Data items:
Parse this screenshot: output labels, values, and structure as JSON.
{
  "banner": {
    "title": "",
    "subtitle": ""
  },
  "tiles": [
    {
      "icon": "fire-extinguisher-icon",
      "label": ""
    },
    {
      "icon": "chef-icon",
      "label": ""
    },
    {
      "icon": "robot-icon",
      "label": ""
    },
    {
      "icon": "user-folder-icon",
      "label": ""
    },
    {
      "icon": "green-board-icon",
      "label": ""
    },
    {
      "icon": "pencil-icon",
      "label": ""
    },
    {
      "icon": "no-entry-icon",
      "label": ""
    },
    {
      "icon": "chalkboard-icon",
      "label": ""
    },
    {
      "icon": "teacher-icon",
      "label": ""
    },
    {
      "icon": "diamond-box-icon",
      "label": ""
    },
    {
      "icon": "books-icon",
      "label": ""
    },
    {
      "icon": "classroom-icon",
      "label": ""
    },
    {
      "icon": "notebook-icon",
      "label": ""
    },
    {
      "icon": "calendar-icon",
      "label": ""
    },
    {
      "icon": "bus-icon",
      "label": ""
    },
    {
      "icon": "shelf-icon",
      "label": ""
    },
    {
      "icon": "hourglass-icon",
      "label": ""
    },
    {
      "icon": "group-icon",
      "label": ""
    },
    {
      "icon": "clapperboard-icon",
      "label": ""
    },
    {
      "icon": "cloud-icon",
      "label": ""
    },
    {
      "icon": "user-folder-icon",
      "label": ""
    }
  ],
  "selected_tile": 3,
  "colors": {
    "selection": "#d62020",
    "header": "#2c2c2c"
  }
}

:: What to do ::
Extract the full set of entries word for word.

:: Result ::
Parse this screenshot: output labels, values, and structure as JSON.
{
  "banner": {
    "title": "",
    "subtitle": ""
  },
  "tiles": [
    {
      "icon": "fire-extinguisher-icon",
      "label": ""
    },
    {
      "icon": "chef-icon",
      "label": ""
    },
    {
      "icon": "robot-icon",
      "label": ""
    },
    {
      "icon": "user-folder-icon",
      "label": ""
    },
    {
      "icon": "green-board-icon",
      "label": ""
    },
    {
      "icon": "pencil-icon",
      "label": ""
    },
    {
      "icon": "no-entry-icon",
      "label": ""
    },
    {
      "icon": "chalkboard-icon",
      "label": ""
    },
    {
      "icon": "teacher-icon",
      "label": ""
    },
    {
      "icon": "diamond-box-icon",
      "label": ""
    },
    {
      "icon": "books-icon",
      "label": ""
    },
    {
      "icon": "classroom-icon",
      "label": ""
    },
    {
      "icon": "notebook-icon",
      "label": ""
    },
    {
      "icon": "calendar-icon",
      "label": ""
    },
    {
      "icon": "bus-icon",
      "label": ""
    },
    {
      "icon": "shelf-icon",
      "label": ""
    },
    {
      "icon": "hourglass-icon",
      "label": ""
    },
    {
      "icon": "group-icon",
      "label": ""
    },
    {
      "icon": "clapperboard-icon",
      "label": ""
    },
    {
      "icon": "cloud-icon",
      "label": ""
    },
    {
      "icon": "user-folder-icon",
      "label": ""
    }
  ],
  "selected_tile": 3,
  "colors": {
    "selection": "#d62020",
    "header": "#2c2c2c"
  }
}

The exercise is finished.